## TASK TO COMPLETE
Write out the material again word for word, dropping any images it holds.

## RECORDS SHOWN
++++++++++

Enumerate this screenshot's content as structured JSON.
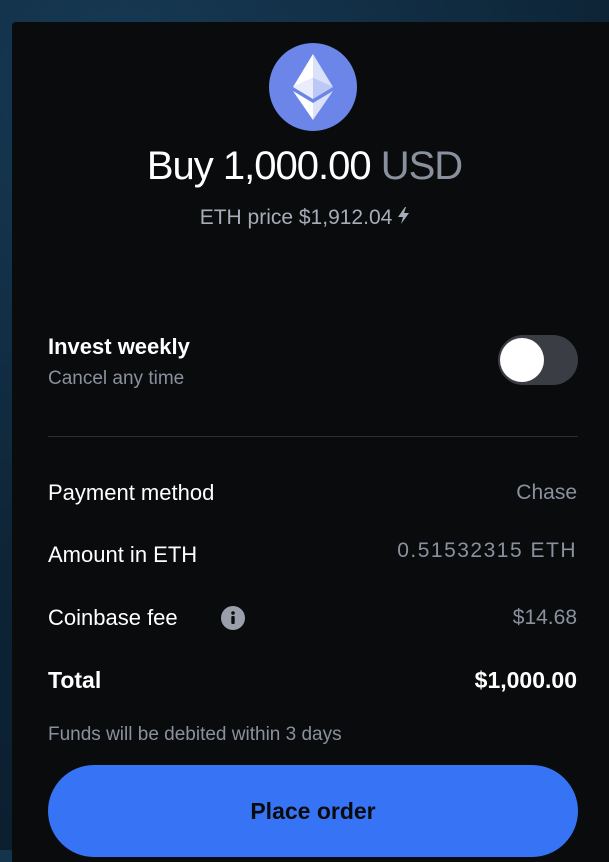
{
  "header": {
    "asset_icon": "ethereum-icon",
    "action": "Buy",
    "amount": "1,000.00",
    "currency": "USD",
    "price_label": "ETH price $1,912.04",
    "price_indicator_icon": "lightning-bolt-icon"
  },
  "recurring": {
    "title": "Invest weekly",
    "subtitle": "Cancel any time",
    "enabled": false
  },
  "details": [
    {
      "label": "Payment method",
      "value": "Chase"
    },
    {
      "label": "Amount in ETH",
      "value": "0.51532315 ETH"
    },
    {
      "label": "Coinbase fee",
      "value": "$14.68",
      "icon": "info-icon"
    }
  ],
  "total": {
    "label": "Total",
    "value": "$1,000.00"
  },
  "note": "Funds will be debited within 3 days",
  "cta": {
    "label": "Place order"
  },
  "colors": {
    "background": "#0a0b0d",
    "accent": "#3773f5",
    "eth_badge": "#6b86e8",
    "muted_text": "#8a919e"
  }
}
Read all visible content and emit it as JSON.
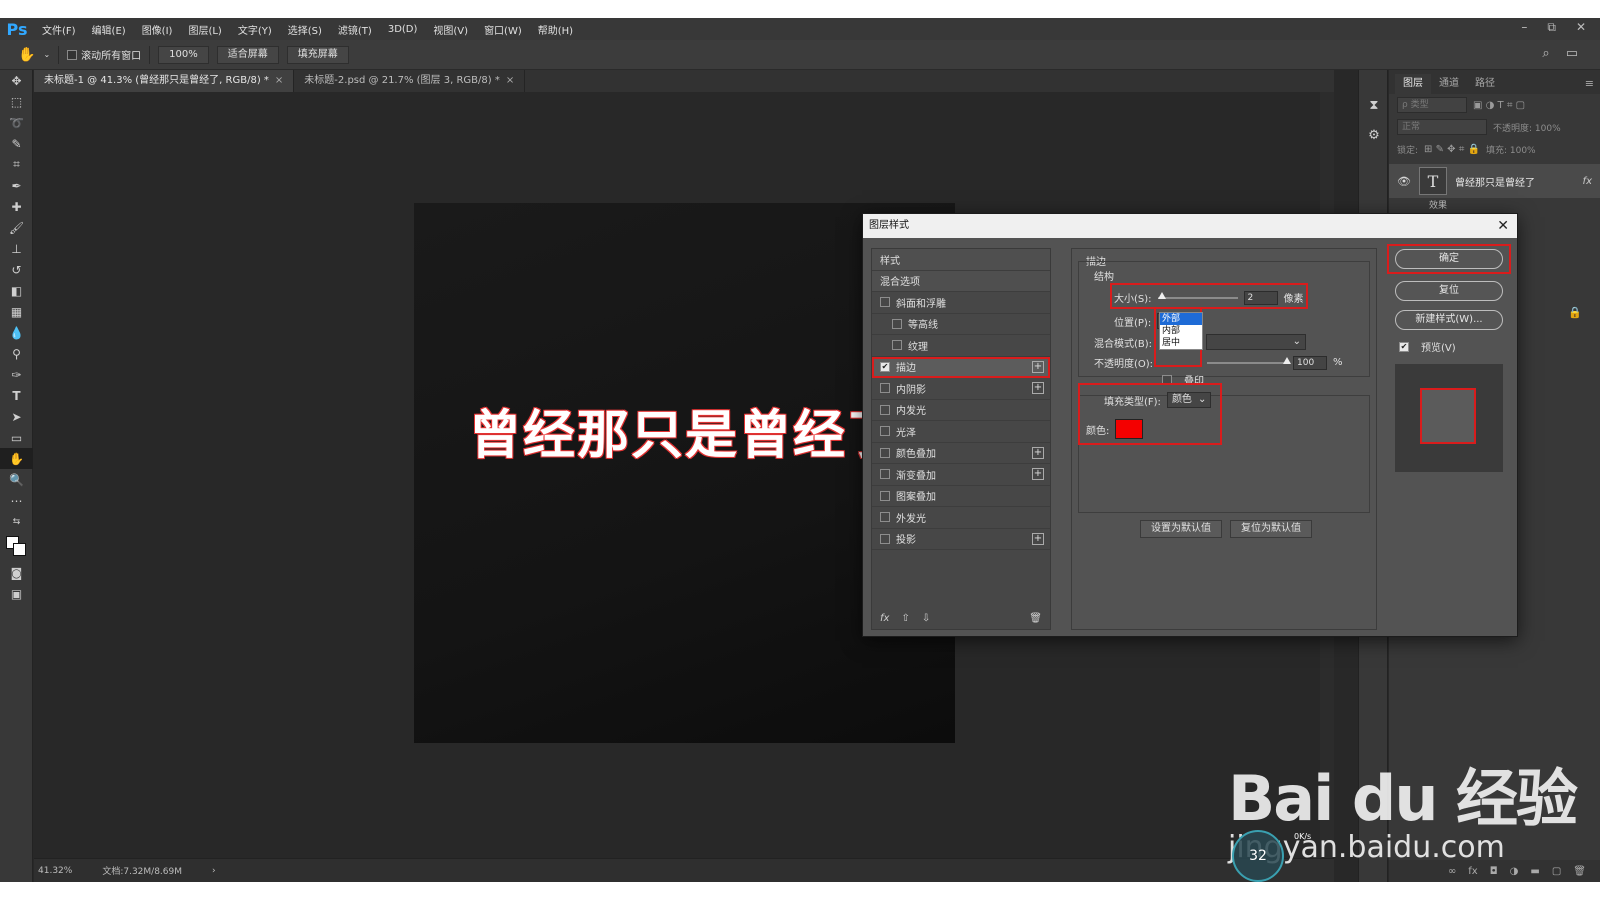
{
  "menubar": {
    "logo": "Ps",
    "items": [
      "文件(F)",
      "编辑(E)",
      "图像(I)",
      "图层(L)",
      "文字(Y)",
      "选择(S)",
      "滤镜(T)",
      "3D(D)",
      "视图(V)",
      "窗口(W)",
      "帮助(H)"
    ],
    "window_controls": [
      "–",
      "⧉",
      "✕"
    ]
  },
  "options": {
    "scroll_all_label": "滚动所有窗口",
    "zoom": "100%",
    "fit_screen": "适合屏幕",
    "fill_screen": "填充屏幕"
  },
  "tabs": [
    {
      "label": "未标题-1 @ 41.3% (曾经那只是曾经了, RGB/8) *",
      "active": true
    },
    {
      "label": "未标题-2.psd @ 21.7% (图层 3, RGB/8) *",
      "active": false
    }
  ],
  "canvas": {
    "text": "曾经那只是曾经了"
  },
  "status": {
    "zoom": "41.32%",
    "doc": "文档:7.32M/8.69M"
  },
  "layers_panel": {
    "tabs": [
      "图层",
      "通道",
      "路径"
    ],
    "filter_placeholder": "ρ 类型",
    "blend_mode": "正常",
    "opacity_label": "不透明度: 100%",
    "lock_label": "锁定:",
    "fill_label": "填充: 100%",
    "layer_name": "曾经那只是曾经了",
    "layer_fx": "fx",
    "effects_label": "效果"
  },
  "dialog": {
    "title": "图层样式",
    "style_list": [
      {
        "label": "样式",
        "type": "header"
      },
      {
        "label": "混合选项",
        "type": "header"
      },
      {
        "label": "斜面和浮雕",
        "checked": false,
        "plus": false
      },
      {
        "label": "等高线",
        "checked": false,
        "sub": true
      },
      {
        "label": "纹理",
        "checked": false,
        "sub": true
      },
      {
        "label": "描边",
        "checked": true,
        "plus": true,
        "selected": true
      },
      {
        "label": "内阴影",
        "checked": false,
        "plus": true
      },
      {
        "label": "内发光",
        "checked": false
      },
      {
        "label": "光泽",
        "checked": false
      },
      {
        "label": "颜色叠加",
        "checked": false,
        "plus": true
      },
      {
        "label": "渐变叠加",
        "checked": false,
        "plus": true
      },
      {
        "label": "图案叠加",
        "checked": false
      },
      {
        "label": "外发光",
        "checked": false
      },
      {
        "label": "投影",
        "checked": false,
        "plus": true
      }
    ],
    "list_footer": {
      "fx": "fx",
      "trash": "🗑"
    },
    "stroke": {
      "section_title": "描边",
      "structure_title": "结构",
      "size_label": "大小(S):",
      "size_value": "2",
      "size_unit": "像素",
      "position_label": "位置(P):",
      "position_value": "外部",
      "position_options": [
        "外部",
        "内部",
        "居中"
      ],
      "blend_label": "混合模式(B):",
      "opacity_label": "不透明度(O):",
      "opacity_value": "100",
      "opacity_unit": "%",
      "overprint_label": "叠印",
      "fill_type_label": "填充类型(F):",
      "fill_type_value": "颜色",
      "color_label": "颜色:",
      "color_hex": "#f40000"
    },
    "make_default": "设置为默认值",
    "reset_default": "复位为默认值",
    "buttons": {
      "ok": "确定",
      "reset": "复位",
      "new_style": "新建样式(W)..."
    },
    "preview_label": "预览(V)"
  },
  "watermark": {
    "logo": "Bai du 经验",
    "url": "jingyan.baidu.com"
  },
  "speed_widget": {
    "value": "32",
    "rate": "0K/s"
  },
  "colors": {
    "accent_red": "#d91c1c",
    "ps_blue": "#31a8ff"
  }
}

++++++++++

## RESPONSE TO THE TASK
Enumerate this screenshot's content as structured JSON.
{
  "header": {
    "asset_icon": "ethereum-icon",
    "action": "Buy",
    "amount": "1,000.00",
    "currency": "USD",
    "price_label": "ETH price $1,912.04",
    "price_indicator_icon": "lightning-bolt-icon"
  },
  "recurring": {
    "title": "Invest weekly",
    "subtitle": "Cancel any time",
    "enabled": false
  },
  "details": [
    {
      "label": "Payment method",
      "value": "Chase"
    },
    {
      "label": "Amount in ETH",
      "value": "0.51532315 ETH"
    },
    {
      "label": "Coinbase fee",
      "value": "$14.68",
      "icon": "info-icon"
    }
  ],
  "total": {
    "label": "Total",
    "value": "$1,000.00"
  },
  "note": "Funds will be debited within 3 days",
  "cta": {
    "label": "Place order"
  },
  "colors": {
    "background": "#0a0b0d",
    "accent": "#3773f5",
    "eth_badge": "#6b86e8",
    "muted_text": "#8a919e"
  }
}
Read all visible content and emit it as JSON.
{
  "menubar": {
    "logo": "Ps",
    "items": [
      "文件(F)",
      "编辑(E)",
      "图像(I)",
      "图层(L)",
      "文字(Y)",
      "选择(S)",
      "滤镜(T)",
      "3D(D)",
      "视图(V)",
      "窗口(W)",
      "帮助(H)"
    ],
    "window_controls": [
      "–",
      "⧉",
      "✕"
    ]
  },
  "options": {
    "scroll_all_label": "滚动所有窗口",
    "zoom": "100%",
    "fit_screen": "适合屏幕",
    "fill_screen": "填充屏幕"
  },
  "tabs": [
    {
      "label": "未标题-1 @ 41.3% (曾经那只是曾经了, RGB/8) *",
      "active": true
    },
    {
      "label": "未标题-2.psd @ 21.7% (图层 3, RGB/8) *",
      "active": false
    }
  ],
  "canvas": {
    "text": "曾经那只是曾经了"
  },
  "status": {
    "zoom": "41.32%",
    "doc": "文档:7.32M/8.69M"
  },
  "layers_panel": {
    "tabs": [
      "图层",
      "通道",
      "路径"
    ],
    "filter_placeholder": "ρ 类型",
    "blend_mode": "正常",
    "opacity_label": "不透明度: 100%",
    "lock_label": "锁定:",
    "fill_label": "填充: 100%",
    "layer_name": "曾经那只是曾经了",
    "layer_fx": "fx",
    "effects_label": "效果"
  },
  "dialog": {
    "title": "图层样式",
    "style_list": [
      {
        "label": "样式",
        "type": "header"
      },
      {
        "label": "混合选项",
        "type": "header"
      },
      {
        "label": "斜面和浮雕",
        "checked": false,
        "plus": false
      },
      {
        "label": "等高线",
        "checked": false,
        "sub": true
      },
      {
        "label": "纹理",
        "checked": false,
        "sub": true
      },
      {
        "label": "描边",
        "checked": true,
        "plus": true,
        "selected": true
      },
      {
        "label": "内阴影",
        "checked": false,
        "plus": true
      },
      {
        "label": "内发光",
        "checked": false
      },
      {
        "label": "光泽",
        "checked": false
      },
      {
        "label": "颜色叠加",
        "checked": false,
        "plus": true
      },
      {
        "label": "渐变叠加",
        "checked": false,
        "plus": true
      },
      {
        "label": "图案叠加",
        "checked": false
      },
      {
        "label": "外发光",
        "checked": false
      },
      {
        "label": "投影",
        "checked": false,
        "plus": true
      }
    ],
    "list_footer": {
      "fx": "fx",
      "trash": "🗑"
    },
    "stroke": {
      "section_title": "描边",
      "structure_title": "结构",
      "size_label": "大小(S):",
      "size_value": "2",
      "size_unit": "像素",
      "position_label": "位置(P):",
      "position_value": "外部",
      "position_options": [
        "外部",
        "内部",
        "居中"
      ],
      "blend_label": "混合模式(B):",
      "opacity_label": "不透明度(O):",
      "opacity_value": "100",
      "opacity_unit": "%",
      "overprint_label": "叠印",
      "fill_type_label": "填充类型(F):",
      "fill_type_value": "颜色",
      "color_label": "颜色:",
      "color_hex": "#f40000"
    },
    "make_default": "设置为默认值",
    "reset_default": "复位为默认值",
    "buttons": {
      "ok": "确定",
      "reset": "复位",
      "new_style": "新建样式(W)..."
    },
    "preview_label": "预览(V)"
  },
  "watermark": {
    "logo": "Bai du 经验",
    "url": "jingyan.baidu.com"
  },
  "speed_widget": {
    "value": "32",
    "rate": "0K/s"
  },
  "colors": {
    "accent_red": "#d91c1c",
    "ps_blue": "#31a8ff"
  }
}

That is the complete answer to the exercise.